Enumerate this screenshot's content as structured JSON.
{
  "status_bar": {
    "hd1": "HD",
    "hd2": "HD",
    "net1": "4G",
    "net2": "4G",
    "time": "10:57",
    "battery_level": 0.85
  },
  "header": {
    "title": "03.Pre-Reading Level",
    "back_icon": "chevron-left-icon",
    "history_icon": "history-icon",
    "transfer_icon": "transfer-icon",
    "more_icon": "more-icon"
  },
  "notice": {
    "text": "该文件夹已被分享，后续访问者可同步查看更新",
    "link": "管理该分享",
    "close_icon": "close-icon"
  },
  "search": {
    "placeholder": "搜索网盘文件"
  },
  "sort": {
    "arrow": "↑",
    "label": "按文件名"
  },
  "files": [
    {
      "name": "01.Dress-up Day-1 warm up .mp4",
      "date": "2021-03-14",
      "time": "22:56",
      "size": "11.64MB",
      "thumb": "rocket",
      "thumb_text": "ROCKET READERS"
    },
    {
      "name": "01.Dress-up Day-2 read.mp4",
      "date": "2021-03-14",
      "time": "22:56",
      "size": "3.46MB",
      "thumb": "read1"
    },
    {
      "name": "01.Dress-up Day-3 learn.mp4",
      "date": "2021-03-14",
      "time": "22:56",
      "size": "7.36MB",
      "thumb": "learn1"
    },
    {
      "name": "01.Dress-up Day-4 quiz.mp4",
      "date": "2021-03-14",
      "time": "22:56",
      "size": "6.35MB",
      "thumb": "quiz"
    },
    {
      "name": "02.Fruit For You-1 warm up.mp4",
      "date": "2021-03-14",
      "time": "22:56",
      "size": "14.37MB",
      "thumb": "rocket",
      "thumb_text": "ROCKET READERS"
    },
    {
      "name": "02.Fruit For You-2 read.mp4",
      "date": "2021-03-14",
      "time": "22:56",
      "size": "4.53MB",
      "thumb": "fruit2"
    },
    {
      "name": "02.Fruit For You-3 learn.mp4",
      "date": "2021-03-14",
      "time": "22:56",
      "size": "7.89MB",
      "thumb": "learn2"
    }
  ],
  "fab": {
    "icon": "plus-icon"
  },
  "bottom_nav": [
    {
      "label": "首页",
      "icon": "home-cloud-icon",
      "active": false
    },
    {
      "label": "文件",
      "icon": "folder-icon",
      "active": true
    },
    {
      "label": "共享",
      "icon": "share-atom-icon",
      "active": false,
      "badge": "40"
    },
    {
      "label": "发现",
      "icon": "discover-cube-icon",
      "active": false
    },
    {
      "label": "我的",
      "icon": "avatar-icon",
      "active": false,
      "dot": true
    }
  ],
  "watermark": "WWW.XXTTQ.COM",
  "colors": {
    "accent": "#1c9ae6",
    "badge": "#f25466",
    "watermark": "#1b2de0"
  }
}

============

## What you should do
Track down the lines that include the word "watermark" and copy them.

## The reply
  "watermark": "WWW.XXTTQ.COM",
    "watermark": "#1b2de0"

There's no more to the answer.